[start Entries provided]
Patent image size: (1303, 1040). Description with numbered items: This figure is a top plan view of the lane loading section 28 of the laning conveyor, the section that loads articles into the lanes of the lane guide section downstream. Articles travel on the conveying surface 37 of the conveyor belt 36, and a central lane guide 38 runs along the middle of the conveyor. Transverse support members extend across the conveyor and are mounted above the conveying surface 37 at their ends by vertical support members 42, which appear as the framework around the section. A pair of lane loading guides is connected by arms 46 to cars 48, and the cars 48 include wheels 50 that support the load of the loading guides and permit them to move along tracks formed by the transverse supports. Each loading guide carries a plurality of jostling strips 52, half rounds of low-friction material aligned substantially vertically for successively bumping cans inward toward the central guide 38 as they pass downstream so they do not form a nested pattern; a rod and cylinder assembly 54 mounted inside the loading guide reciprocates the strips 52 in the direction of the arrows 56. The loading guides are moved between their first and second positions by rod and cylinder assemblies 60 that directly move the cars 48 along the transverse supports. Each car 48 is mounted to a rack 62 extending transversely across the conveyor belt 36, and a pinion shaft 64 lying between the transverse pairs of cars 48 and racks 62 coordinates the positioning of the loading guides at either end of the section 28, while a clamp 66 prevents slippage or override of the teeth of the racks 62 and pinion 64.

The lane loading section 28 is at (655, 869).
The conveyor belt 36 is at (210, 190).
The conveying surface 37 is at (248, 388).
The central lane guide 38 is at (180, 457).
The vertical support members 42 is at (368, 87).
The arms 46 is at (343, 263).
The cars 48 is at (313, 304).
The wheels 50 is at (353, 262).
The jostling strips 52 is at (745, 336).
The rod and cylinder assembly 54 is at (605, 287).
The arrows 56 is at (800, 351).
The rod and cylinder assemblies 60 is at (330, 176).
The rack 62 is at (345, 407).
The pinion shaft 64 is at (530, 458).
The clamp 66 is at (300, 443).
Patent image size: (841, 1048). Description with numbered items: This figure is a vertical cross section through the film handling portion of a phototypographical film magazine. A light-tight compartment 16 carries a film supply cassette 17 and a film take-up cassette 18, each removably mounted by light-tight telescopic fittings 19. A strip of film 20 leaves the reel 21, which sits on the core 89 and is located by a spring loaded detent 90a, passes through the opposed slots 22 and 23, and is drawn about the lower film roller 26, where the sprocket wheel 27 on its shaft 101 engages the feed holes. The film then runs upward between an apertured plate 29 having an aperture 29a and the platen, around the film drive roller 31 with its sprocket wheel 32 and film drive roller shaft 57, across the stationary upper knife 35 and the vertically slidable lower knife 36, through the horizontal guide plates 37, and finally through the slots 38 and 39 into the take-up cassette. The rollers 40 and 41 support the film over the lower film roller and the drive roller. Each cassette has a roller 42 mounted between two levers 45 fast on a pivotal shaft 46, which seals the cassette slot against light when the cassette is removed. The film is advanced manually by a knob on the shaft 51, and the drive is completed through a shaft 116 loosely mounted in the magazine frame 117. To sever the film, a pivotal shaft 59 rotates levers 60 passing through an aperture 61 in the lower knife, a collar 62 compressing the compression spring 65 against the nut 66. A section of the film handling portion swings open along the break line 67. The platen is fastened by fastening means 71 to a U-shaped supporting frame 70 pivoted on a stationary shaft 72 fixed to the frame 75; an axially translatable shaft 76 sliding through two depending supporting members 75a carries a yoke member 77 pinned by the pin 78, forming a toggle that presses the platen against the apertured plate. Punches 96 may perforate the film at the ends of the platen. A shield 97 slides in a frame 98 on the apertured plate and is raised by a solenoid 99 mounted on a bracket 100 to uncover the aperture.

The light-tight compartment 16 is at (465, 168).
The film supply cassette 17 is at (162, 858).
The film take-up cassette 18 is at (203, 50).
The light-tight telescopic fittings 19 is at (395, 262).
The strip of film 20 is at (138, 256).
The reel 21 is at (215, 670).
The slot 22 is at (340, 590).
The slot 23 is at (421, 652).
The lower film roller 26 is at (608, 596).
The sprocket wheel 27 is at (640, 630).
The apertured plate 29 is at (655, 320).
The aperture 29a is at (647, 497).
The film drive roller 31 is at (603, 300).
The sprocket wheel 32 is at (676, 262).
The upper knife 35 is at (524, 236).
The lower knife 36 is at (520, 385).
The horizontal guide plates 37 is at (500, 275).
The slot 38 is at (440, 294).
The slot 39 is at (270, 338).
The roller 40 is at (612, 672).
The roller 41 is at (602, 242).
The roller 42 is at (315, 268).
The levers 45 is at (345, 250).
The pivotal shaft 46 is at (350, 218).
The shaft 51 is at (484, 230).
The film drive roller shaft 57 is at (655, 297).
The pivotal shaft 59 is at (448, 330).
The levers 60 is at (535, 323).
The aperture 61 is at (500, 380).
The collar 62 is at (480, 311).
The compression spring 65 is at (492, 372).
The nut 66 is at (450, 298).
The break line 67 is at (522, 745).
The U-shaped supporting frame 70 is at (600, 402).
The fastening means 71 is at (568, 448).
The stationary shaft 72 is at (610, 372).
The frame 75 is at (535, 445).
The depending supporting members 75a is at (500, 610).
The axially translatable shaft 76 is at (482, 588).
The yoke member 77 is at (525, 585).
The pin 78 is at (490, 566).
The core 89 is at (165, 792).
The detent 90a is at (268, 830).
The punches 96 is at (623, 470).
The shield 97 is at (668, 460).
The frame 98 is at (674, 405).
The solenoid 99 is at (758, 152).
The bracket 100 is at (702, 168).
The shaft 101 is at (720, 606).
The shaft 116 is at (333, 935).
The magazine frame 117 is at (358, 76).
[end Entries provided]
• Exercise objective
Please copy out all of the lines above word for word, keeping them in their original order.

• Exercise output
Patent image size: (1303, 1040). Description with numbered items: This figure is a top plan view of the lane loading section 28 of the laning conveyor, the section that loads articles into the lanes of the lane guide section downstream. Articles travel on the conveying surface 37 of the conveyor belt 36, and a central lane guide 38 runs along the middle of the conveyor. Transverse support members extend across the conveyor and are mounted above the conveying surface 37 at their ends by vertical support members 42, which appear as the framework around the section. A pair of lane loading guides is connected by arms 46 to cars 48, and the cars 48 include wheels 50 that support the load of the loading guides and permit them to move along tracks formed by the transverse supports. Each loading guide carries a plurality of jostling strips 52, half rounds of low-friction material aligned substantially vertically for successively bumping cans inward toward the central guide 38 as they pass downstream so they do not form a nested pattern; a rod and cylinder assembly 54 mounted inside the loading guide reciprocates the strips 52 in the direction of the arrows 56. The loading guides are moved between their first and second positions by rod and cylinder assemblies 60 that directly move the cars 48 along the transverse supports. Each car 48 is mounted to a rack 62 extending transversely across the conveyor belt 36, and a pinion shaft 64 lying between the transverse pairs of cars 48 and racks 62 coordinates the positioning of the loading guides at either end of the section 28, while a clamp 66 prevents slippage or override of the teeth of the racks 62 and pinion 64.

The lane loading section 28 is at (655, 869).
The conveyor belt 36 is at (210, 190).
The conveying surface 37 is at (248, 388).
The central lane guide 38 is at (180, 457).
The vertical support members 42 is at (368, 87).
The arms 46 is at (343, 263).
The cars 48 is at (313, 304).
The wheels 50 is at (353, 262).
The jostling strips 52 is at (745, 336).
The rod and cylinder assembly 54 is at (605, 287).
The arrows 56 is at (800, 351).
The rod and cylinder assemblies 60 is at (330, 176).
The rack 62 is at (345, 407).
The pinion shaft 64 is at (530, 458).
The clamp 66 is at (300, 443).
Patent image size: (841, 1048). Description with numbered items: This figure is a vertical cross section through the film handling portion of a phototypographical film magazine. A light-tight compartment 16 carries a film supply cassette 17 and a film take-up cassette 18, each removably mounted by light-tight telescopic fittings 19. A strip of film 20 leaves the reel 21, which sits on the core 89 and is located by a spring loaded detent 90a, passes through the opposed slots 22 and 23, and is drawn about the lower film roller 26, where the sprocket wheel 27 on its shaft 101 engages the feed holes. The film then runs upward between an apertured plate 29 having an aperture 29a and the platen, around the film drive roller 31 with its sprocket wheel 32 and film drive roller shaft 57, across the stationary upper knife 35 and the vertically slidable lower knife 36, through the horizontal guide plates 37, and finally through the slots 38 and 39 into the take-up cassette. The rollers 40 and 41 support the film over the lower film roller and the drive roller. Each cassette has a roller 42 mounted between two levers 45 fast on a pivotal shaft 46, which seals the cassette slot against light when the cassette is removed. The film is advanced manually by a knob on the shaft 51, and the drive is completed through a shaft 116 loosely mounted in the magazine frame 117. To sever the film, a pivotal shaft 59 rotates levers 60 passing through an aperture 61 in the lower knife, a collar 62 compressing the compression spring 65 against the nut 66. A section of the film handling portion swings open along the break line 67. The platen is fastened by fastening means 71 to a U-shaped supporting frame 70 pivoted on a stationary shaft 72 fixed to the frame 75; an axially translatable shaft 76 sliding through two depending supporting members 75a carries a yoke member 77 pinned by the pin 78, forming a toggle that presses the platen against the apertured plate. Punches 96 may perforate the film at the ends of the platen. A shield 97 slides in a frame 98 on the apertured plate and is raised by a solenoid 99 mounted on a bracket 100 to uncover the aperture.

The light-tight compartment 16 is at (465, 168).
The film supply cassette 17 is at (162, 858).
The film take-up cassette 18 is at (203, 50).
The light-tight telescopic fittings 19 is at (395, 262).
The strip of film 20 is at (138, 256).
The reel 21 is at (215, 670).
The slot 22 is at (340, 590).
The slot 23 is at (421, 652).
The lower film roller 26 is at (608, 596).
The sprocket wheel 27 is at (640, 630).
The apertured plate 29 is at (655, 320).
The aperture 29a is at (647, 497).
The film drive roller 31 is at (603, 300).
The sprocket wheel 32 is at (676, 262).
The upper knife 35 is at (524, 236).
The lower knife 36 is at (520, 385).
The horizontal guide plates 37 is at (500, 275).
The slot 38 is at (440, 294).
The slot 39 is at (270, 338).
The roller 40 is at (612, 672).
The roller 41 is at (602, 242).
The roller 42 is at (315, 268).
The levers 45 is at (345, 250).
The pivotal shaft 46 is at (350, 218).
The shaft 51 is at (484, 230).
The film drive roller shaft 57 is at (655, 297).
The pivotal shaft 59 is at (448, 330).
The levers 60 is at (535, 323).
The aperture 61 is at (500, 380).
The collar 62 is at (480, 311).
The compression spring 65 is at (492, 372).
The nut 66 is at (450, 298).
The break line 67 is at (522, 745).
The U-shaped supporting frame 70 is at (600, 402).
The fastening means 71 is at (568, 448).
The stationary shaft 72 is at (610, 372).
The frame 75 is at (535, 445).
The depending supporting members 75a is at (500, 610).
The axially translatable shaft 76 is at (482, 588).
The yoke member 77 is at (525, 585).
The pin 78 is at (490, 566).
The core 89 is at (165, 792).
The detent 90a is at (268, 830).
The punches 96 is at (623, 470).
The shield 97 is at (668, 460).
The frame 98 is at (674, 405).
The solenoid 99 is at (758, 152).
The bracket 100 is at (702, 168).
The shaft 101 is at (720, 606).
The shaft 116 is at (333, 935).
The magazine frame 117 is at (358, 76).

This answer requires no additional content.